▸ **Exercise brief**:
Search the material below for the word "name". Copy every line that has it.

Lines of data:
[start]

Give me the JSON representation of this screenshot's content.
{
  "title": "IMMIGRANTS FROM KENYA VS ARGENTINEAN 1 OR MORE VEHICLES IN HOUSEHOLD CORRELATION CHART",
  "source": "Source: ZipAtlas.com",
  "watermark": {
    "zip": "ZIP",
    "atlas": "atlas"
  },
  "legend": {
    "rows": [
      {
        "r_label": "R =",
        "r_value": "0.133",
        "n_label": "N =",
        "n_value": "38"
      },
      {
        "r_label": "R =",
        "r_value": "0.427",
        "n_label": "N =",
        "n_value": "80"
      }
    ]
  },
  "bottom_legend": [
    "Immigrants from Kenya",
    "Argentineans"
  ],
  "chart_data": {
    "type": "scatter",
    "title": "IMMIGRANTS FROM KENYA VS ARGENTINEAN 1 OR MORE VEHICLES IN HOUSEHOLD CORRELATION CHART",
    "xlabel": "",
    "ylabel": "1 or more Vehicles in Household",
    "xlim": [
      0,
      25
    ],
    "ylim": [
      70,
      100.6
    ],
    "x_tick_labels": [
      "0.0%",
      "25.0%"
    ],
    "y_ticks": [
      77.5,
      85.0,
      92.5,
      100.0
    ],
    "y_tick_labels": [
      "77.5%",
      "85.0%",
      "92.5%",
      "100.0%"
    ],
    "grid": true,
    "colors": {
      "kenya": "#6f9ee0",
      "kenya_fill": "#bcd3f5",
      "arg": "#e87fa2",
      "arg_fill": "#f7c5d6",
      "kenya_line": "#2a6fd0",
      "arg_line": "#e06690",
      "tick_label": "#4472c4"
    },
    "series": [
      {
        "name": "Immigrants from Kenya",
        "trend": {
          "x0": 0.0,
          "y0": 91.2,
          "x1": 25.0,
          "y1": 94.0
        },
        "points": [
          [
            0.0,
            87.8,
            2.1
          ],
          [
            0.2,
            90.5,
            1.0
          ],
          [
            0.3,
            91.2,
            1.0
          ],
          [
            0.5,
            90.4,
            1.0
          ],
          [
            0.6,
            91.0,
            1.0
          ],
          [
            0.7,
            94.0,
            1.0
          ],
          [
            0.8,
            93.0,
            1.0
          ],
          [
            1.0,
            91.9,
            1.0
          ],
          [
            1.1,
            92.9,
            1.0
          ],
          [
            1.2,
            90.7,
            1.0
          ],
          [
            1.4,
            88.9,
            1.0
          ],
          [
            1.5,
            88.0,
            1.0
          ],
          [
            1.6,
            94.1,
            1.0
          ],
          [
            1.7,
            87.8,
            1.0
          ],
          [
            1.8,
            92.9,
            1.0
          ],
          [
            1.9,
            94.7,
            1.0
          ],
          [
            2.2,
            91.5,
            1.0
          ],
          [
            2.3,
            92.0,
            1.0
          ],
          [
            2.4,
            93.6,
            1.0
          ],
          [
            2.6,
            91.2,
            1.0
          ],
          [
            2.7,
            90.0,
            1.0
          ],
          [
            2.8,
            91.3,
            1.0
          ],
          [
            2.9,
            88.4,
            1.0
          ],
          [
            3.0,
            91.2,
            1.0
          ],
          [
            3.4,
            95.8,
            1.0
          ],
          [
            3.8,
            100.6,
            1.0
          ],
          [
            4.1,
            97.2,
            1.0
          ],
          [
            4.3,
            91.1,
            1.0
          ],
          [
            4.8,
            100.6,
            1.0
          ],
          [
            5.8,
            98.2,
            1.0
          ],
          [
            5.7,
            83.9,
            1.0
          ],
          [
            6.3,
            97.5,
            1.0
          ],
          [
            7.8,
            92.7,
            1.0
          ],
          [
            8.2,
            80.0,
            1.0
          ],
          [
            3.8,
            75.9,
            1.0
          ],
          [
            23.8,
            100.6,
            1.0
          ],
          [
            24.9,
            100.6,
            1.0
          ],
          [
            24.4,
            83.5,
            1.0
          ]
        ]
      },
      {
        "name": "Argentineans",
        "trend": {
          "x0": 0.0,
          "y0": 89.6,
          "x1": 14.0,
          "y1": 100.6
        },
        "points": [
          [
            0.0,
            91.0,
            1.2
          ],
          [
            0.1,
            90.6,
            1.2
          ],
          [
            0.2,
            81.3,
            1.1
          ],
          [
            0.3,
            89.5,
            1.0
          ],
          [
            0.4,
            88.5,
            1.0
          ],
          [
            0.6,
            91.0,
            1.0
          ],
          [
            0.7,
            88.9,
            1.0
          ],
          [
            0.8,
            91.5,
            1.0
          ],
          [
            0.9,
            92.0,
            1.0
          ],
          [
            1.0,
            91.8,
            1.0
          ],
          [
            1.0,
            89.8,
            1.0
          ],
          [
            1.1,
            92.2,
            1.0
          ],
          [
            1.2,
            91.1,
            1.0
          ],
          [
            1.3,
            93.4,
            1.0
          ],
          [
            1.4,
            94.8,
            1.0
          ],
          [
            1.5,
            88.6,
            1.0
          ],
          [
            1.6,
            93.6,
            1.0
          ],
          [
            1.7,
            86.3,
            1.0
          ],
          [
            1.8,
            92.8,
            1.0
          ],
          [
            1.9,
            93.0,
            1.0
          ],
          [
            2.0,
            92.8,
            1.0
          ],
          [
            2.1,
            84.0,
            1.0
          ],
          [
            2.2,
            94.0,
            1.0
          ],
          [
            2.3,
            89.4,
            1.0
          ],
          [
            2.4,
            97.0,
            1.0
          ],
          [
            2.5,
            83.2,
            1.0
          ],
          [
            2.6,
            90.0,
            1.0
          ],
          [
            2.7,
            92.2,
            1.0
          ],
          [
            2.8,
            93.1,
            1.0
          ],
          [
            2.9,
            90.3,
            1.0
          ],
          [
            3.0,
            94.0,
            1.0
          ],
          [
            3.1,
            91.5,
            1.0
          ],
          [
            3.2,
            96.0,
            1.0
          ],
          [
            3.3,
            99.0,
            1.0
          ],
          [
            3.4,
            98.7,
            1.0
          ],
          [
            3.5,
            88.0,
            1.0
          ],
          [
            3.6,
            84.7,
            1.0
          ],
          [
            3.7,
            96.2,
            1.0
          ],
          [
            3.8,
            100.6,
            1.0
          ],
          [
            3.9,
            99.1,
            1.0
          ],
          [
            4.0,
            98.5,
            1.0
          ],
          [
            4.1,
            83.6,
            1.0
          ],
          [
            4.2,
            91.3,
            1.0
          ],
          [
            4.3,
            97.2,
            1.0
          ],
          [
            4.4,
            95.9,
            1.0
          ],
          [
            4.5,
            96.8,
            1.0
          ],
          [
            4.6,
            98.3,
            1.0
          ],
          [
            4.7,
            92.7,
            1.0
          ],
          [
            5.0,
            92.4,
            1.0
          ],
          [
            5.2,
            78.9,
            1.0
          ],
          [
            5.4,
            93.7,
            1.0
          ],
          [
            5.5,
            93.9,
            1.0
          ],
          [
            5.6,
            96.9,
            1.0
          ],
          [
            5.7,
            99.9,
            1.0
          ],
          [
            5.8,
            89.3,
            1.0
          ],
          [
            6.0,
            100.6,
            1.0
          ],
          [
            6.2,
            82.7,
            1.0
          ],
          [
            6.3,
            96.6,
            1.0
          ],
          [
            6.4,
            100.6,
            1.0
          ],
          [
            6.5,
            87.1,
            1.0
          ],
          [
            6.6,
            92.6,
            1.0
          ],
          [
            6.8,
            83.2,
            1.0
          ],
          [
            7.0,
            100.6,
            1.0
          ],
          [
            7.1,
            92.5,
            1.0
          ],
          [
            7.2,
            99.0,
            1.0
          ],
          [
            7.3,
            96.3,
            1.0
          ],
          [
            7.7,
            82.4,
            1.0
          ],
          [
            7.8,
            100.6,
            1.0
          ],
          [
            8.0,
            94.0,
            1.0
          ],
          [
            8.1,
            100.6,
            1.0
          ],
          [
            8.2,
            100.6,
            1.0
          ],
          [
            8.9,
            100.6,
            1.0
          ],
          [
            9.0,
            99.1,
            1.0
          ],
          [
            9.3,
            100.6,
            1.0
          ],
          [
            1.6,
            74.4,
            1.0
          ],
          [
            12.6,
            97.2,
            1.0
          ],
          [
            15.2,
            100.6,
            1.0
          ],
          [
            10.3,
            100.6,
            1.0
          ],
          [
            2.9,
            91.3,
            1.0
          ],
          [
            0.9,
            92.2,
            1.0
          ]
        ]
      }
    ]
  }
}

[end]

▸ **Response to this task**:
        "name": "Immigrants from Kenya",
        "name": "Argentineans",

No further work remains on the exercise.